== What you are asked to do ==
Skip the images. Copy the records exactly as written.

+ + +

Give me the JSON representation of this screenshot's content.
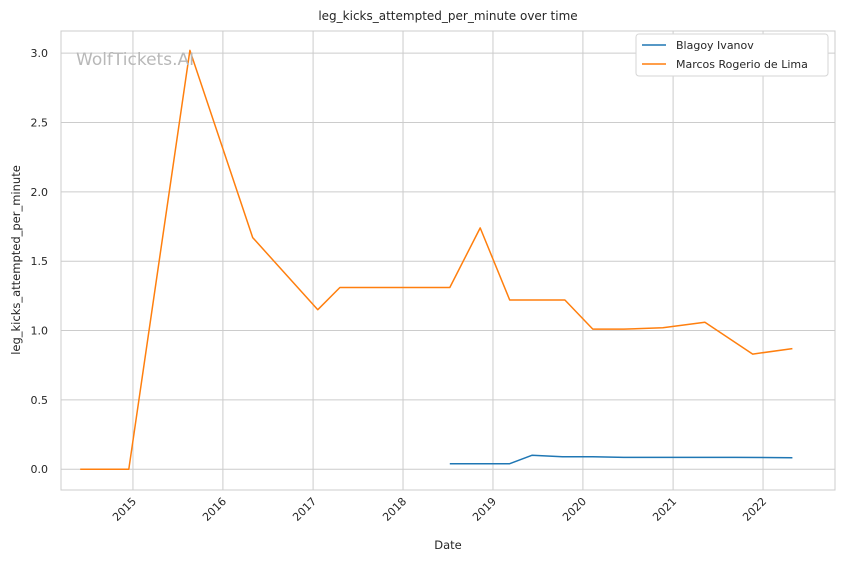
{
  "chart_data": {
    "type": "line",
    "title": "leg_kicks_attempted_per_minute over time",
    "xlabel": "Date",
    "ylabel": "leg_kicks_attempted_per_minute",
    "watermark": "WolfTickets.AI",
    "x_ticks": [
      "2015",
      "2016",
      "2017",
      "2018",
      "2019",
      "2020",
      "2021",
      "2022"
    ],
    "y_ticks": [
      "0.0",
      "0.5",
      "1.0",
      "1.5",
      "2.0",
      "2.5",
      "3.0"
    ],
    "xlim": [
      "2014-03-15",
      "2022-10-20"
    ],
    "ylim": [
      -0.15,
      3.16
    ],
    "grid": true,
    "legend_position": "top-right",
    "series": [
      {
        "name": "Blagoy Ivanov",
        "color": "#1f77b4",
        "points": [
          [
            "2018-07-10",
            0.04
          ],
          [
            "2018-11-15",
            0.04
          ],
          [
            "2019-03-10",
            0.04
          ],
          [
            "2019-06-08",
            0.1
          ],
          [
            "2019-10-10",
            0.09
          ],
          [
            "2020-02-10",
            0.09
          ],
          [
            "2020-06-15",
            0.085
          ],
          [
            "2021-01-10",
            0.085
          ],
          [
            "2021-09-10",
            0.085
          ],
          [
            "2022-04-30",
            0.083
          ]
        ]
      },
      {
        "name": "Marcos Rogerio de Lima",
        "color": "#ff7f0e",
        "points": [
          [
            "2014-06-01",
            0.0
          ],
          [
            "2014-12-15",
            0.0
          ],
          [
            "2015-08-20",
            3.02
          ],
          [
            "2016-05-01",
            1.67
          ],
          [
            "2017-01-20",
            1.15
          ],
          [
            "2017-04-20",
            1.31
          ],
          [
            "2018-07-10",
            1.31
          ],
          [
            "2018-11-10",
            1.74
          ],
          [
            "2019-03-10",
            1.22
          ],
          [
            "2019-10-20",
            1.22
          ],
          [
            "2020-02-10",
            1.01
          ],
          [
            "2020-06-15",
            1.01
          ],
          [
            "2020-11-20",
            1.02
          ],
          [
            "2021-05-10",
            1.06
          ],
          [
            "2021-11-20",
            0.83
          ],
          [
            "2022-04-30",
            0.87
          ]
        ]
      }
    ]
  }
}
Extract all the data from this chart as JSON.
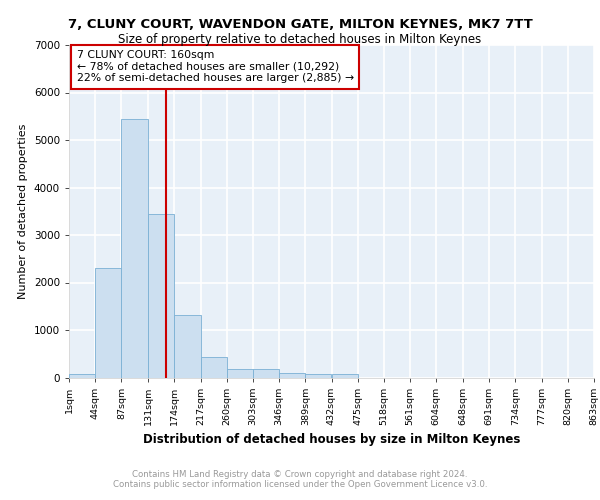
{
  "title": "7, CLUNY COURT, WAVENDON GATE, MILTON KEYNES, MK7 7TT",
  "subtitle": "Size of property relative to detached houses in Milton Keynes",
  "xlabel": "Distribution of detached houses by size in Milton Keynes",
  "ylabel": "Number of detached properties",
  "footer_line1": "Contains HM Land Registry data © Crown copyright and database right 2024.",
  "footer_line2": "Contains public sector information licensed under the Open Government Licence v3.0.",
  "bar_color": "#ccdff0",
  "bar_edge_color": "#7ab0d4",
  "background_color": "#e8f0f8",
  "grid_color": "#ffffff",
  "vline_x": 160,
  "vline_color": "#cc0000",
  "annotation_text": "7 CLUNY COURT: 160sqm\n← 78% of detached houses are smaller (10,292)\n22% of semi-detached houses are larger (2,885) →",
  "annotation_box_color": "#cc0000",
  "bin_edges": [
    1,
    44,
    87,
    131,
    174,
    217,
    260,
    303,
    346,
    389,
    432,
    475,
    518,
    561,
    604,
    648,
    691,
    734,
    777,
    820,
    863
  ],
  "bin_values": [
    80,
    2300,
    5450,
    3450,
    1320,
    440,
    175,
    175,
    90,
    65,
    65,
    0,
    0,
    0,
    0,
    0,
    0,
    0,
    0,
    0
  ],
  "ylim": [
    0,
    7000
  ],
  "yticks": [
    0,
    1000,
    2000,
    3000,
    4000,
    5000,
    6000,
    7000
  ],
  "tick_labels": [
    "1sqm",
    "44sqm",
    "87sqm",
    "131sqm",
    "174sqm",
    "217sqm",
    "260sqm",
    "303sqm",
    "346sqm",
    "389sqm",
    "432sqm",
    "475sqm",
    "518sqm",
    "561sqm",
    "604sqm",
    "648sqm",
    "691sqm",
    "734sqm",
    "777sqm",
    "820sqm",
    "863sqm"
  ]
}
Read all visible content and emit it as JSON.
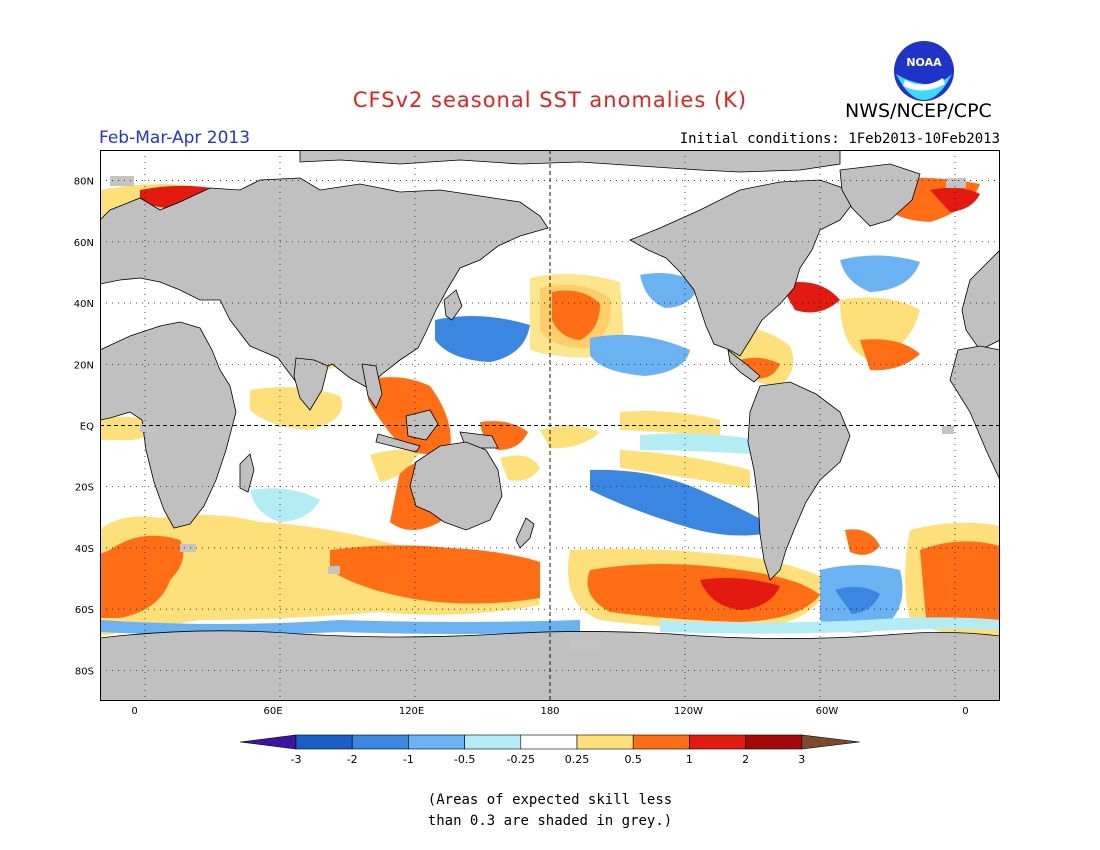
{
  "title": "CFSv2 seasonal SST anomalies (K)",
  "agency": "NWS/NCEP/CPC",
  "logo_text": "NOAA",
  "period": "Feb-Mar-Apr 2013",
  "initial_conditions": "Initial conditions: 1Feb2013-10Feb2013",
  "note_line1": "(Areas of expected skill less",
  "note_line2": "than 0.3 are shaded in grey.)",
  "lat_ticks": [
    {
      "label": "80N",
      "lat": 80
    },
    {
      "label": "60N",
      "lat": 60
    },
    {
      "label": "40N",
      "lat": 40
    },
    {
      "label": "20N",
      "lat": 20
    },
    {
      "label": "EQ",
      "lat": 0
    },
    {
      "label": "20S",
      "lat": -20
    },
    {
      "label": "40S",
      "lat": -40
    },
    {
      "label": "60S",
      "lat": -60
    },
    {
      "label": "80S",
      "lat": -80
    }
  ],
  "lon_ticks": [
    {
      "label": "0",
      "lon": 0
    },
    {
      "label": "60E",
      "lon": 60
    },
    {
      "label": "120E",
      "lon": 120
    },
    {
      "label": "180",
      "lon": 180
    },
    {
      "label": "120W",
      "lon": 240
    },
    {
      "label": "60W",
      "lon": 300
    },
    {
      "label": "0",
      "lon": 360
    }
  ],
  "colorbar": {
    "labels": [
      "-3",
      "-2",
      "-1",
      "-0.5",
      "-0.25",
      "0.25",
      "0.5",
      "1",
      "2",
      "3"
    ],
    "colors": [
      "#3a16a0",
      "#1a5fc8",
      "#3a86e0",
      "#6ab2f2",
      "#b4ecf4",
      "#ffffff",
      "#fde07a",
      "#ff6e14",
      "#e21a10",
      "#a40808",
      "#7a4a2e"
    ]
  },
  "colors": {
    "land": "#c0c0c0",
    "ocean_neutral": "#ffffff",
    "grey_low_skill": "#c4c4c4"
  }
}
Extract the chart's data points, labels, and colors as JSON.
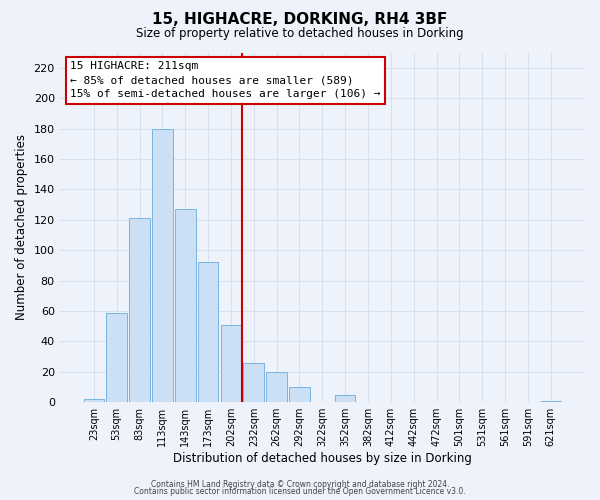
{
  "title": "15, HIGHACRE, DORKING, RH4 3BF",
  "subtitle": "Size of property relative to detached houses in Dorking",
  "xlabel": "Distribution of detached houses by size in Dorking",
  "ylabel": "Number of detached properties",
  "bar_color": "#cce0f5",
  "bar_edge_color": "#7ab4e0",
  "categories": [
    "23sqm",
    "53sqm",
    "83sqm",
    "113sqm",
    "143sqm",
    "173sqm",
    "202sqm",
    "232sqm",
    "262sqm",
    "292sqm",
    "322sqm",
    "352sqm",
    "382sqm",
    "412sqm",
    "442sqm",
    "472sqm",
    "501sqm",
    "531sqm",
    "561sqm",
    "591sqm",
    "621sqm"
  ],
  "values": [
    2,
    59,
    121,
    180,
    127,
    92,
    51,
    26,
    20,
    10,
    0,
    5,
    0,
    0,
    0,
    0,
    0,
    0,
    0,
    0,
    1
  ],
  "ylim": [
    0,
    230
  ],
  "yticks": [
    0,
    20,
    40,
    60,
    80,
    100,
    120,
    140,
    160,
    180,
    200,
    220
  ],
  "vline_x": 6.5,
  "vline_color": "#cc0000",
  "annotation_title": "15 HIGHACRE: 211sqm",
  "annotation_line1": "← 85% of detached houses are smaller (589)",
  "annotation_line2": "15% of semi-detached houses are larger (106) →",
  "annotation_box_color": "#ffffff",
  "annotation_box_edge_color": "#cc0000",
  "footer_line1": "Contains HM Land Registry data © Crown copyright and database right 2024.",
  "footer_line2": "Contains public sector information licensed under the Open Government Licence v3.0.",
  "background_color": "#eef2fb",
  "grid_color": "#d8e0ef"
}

+ + +

== Written answer ==
Give me the JSON representation of this screenshot's content.
{
  "chart_data": {
    "type": "line",
    "title": "leg_kicks_attempted_per_minute over time",
    "xlabel": "Date",
    "ylabel": "leg_kicks_attempted_per_minute",
    "watermark": "WolfTickets.AI",
    "x_ticks": [
      "2015",
      "2016",
      "2017",
      "2018",
      "2019",
      "2020",
      "2021",
      "2022"
    ],
    "y_ticks": [
      "0.0",
      "0.5",
      "1.0",
      "1.5",
      "2.0",
      "2.5",
      "3.0"
    ],
    "xlim": [
      "2014-03-15",
      "2022-10-20"
    ],
    "ylim": [
      -0.15,
      3.16
    ],
    "grid": true,
    "legend_position": "top-right",
    "series": [
      {
        "name": "Blagoy Ivanov",
        "color": "#1f77b4",
        "points": [
          [
            "2018-07-10",
            0.04
          ],
          [
            "2018-11-15",
            0.04
          ],
          [
            "2019-03-10",
            0.04
          ],
          [
            "2019-06-08",
            0.1
          ],
          [
            "2019-10-10",
            0.09
          ],
          [
            "2020-02-10",
            0.09
          ],
          [
            "2020-06-15",
            0.085
          ],
          [
            "2021-01-10",
            0.085
          ],
          [
            "2021-09-10",
            0.085
          ],
          [
            "2022-04-30",
            0.083
          ]
        ]
      },
      {
        "name": "Marcos Rogerio de Lima",
        "color": "#ff7f0e",
        "points": [
          [
            "2014-06-01",
            0.0
          ],
          [
            "2014-12-15",
            0.0
          ],
          [
            "2015-08-20",
            3.02
          ],
          [
            "2016-05-01",
            1.67
          ],
          [
            "2017-01-20",
            1.15
          ],
          [
            "2017-04-20",
            1.31
          ],
          [
            "2018-07-10",
            1.31
          ],
          [
            "2018-11-10",
            1.74
          ],
          [
            "2019-03-10",
            1.22
          ],
          [
            "2019-10-20",
            1.22
          ],
          [
            "2020-02-10",
            1.01
          ],
          [
            "2020-06-15",
            1.01
          ],
          [
            "2020-11-20",
            1.02
          ],
          [
            "2021-05-10",
            1.06
          ],
          [
            "2021-11-20",
            0.83
          ],
          [
            "2022-04-30",
            0.87
          ]
        ]
      }
    ]
  }
}
Extract all the data from this chart as JSON.
{
  "title": "7, CLUNY COURT, WAVENDON GATE, MILTON KEYNES, MK7 7TT",
  "subtitle": "Size of property relative to detached houses in Milton Keynes",
  "xlabel": "Distribution of detached houses by size in Milton Keynes",
  "ylabel": "Number of detached properties",
  "footer_line1": "Contains HM Land Registry data © Crown copyright and database right 2024.",
  "footer_line2": "Contains public sector information licensed under the Open Government Licence v3.0.",
  "bar_color": "#ccdff0",
  "bar_edge_color": "#7ab0d4",
  "background_color": "#e8f0f8",
  "grid_color": "#ffffff",
  "vline_x": 160,
  "vline_color": "#cc0000",
  "annotation_text": "7 CLUNY COURT: 160sqm\n← 78% of detached houses are smaller (10,292)\n22% of semi-detached houses are larger (2,885) →",
  "annotation_box_color": "#cc0000",
  "bin_edges": [
    1,
    44,
    87,
    131,
    174,
    217,
    260,
    303,
    346,
    389,
    432,
    475,
    518,
    561,
    604,
    648,
    691,
    734,
    777,
    820,
    863
  ],
  "bin_values": [
    80,
    2300,
    5450,
    3450,
    1320,
    440,
    175,
    175,
    90,
    65,
    65,
    0,
    0,
    0,
    0,
    0,
    0,
    0,
    0,
    0
  ],
  "ylim": [
    0,
    7000
  ],
  "yticks": [
    0,
    1000,
    2000,
    3000,
    4000,
    5000,
    6000,
    7000
  ],
  "tick_labels": [
    "1sqm",
    "44sqm",
    "87sqm",
    "131sqm",
    "174sqm",
    "217sqm",
    "260sqm",
    "303sqm",
    "346sqm",
    "389sqm",
    "432sqm",
    "475sqm",
    "518sqm",
    "561sqm",
    "604sqm",
    "648sqm",
    "691sqm",
    "734sqm",
    "777sqm",
    "820sqm",
    "863sqm"
  ]
}
Read all visible content and emit it as JSON.
{
  "title": "CFSv2 seasonal SST anomalies (K)",
  "agency": "NWS/NCEP/CPC",
  "logo_text": "NOAA",
  "period": "Feb-Mar-Apr 2013",
  "initial_conditions": "Initial conditions: 1Feb2013-10Feb2013",
  "note_line1": "(Areas of expected skill less",
  "note_line2": "than 0.3 are shaded in grey.)",
  "lat_ticks": [
    {
      "label": "80N",
      "lat": 80
    },
    {
      "label": "60N",
      "lat": 60
    },
    {
      "label": "40N",
      "lat": 40
    },
    {
      "label": "20N",
      "lat": 20
    },
    {
      "label": "EQ",
      "lat": 0
    },
    {
      "label": "20S",
      "lat": -20
    },
    {
      "label": "40S",
      "lat": -40
    },
    {
      "label": "60S",
      "lat": -60
    },
    {
      "label": "80S",
      "lat": -80
    }
  ],
  "lon_ticks": [
    {
      "label": "0",
      "lon": 0
    },
    {
      "label": "60E",
      "lon": 60
    },
    {
      "label": "120E",
      "lon": 120
    },
    {
      "label": "180",
      "lon": 180
    },
    {
      "label": "120W",
      "lon": 240
    },
    {
      "label": "60W",
      "lon": 300
    },
    {
      "label": "0",
      "lon": 360
    }
  ],
  "colorbar": {
    "labels": [
      "-3",
      "-2",
      "-1",
      "-0.5",
      "-0.25",
      "0.25",
      "0.5",
      "1",
      "2",
      "3"
    ],
    "colors": [
      "#3a16a0",
      "#1a5fc8",
      "#3a86e0",
      "#6ab2f2",
      "#b4ecf4",
      "#ffffff",
      "#fde07a",
      "#ff6e14",
      "#e21a10",
      "#a40808",
      "#7a4a2e"
    ]
  },
  "colors": {
    "land": "#c0c0c0",
    "ocean_neutral": "#ffffff",
    "grey_low_skill": "#c4c4c4"
  }
}
Extract the chart's data points, labels, and colors as JSON.
{
  "title": "15, HIGHACRE, DORKING, RH4 3BF",
  "subtitle": "Size of property relative to detached houses in Dorking",
  "xlabel": "Distribution of detached houses by size in Dorking",
  "ylabel": "Number of detached properties",
  "bar_color": "#cce0f5",
  "bar_edge_color": "#7ab4e0",
  "categories": [
    "23sqm",
    "53sqm",
    "83sqm",
    "113sqm",
    "143sqm",
    "173sqm",
    "202sqm",
    "232sqm",
    "262sqm",
    "292sqm",
    "322sqm",
    "352sqm",
    "382sqm",
    "412sqm",
    "442sqm",
    "472sqm",
    "501sqm",
    "531sqm",
    "561sqm",
    "591sqm",
    "621sqm"
  ],
  "values": [
    2,
    59,
    121,
    180,
    127,
    92,
    51,
    26,
    20,
    10,
    0,
    5,
    0,
    0,
    0,
    0,
    0,
    0,
    0,
    0,
    1
  ],
  "ylim": [
    0,
    230
  ],
  "yticks": [
    0,
    20,
    40,
    60,
    80,
    100,
    120,
    140,
    160,
    180,
    200,
    220
  ],
  "vline_x": 6.5,
  "vline_color": "#cc0000",
  "annotation_title": "15 HIGHACRE: 211sqm",
  "annotation_line1": "← 85% of detached houses are smaller (589)",
  "annotation_line2": "15% of semi-detached houses are larger (106) →",
  "annotation_box_color": "#ffffff",
  "annotation_box_edge_color": "#cc0000",
  "footer_line1": "Contains HM Land Registry data © Crown copyright and database right 2024.",
  "footer_line2": "Contains public sector information licensed under the Open Government Licence v3.0.",
  "background_color": "#eef2fb",
  "grid_color": "#d8e0ef"
}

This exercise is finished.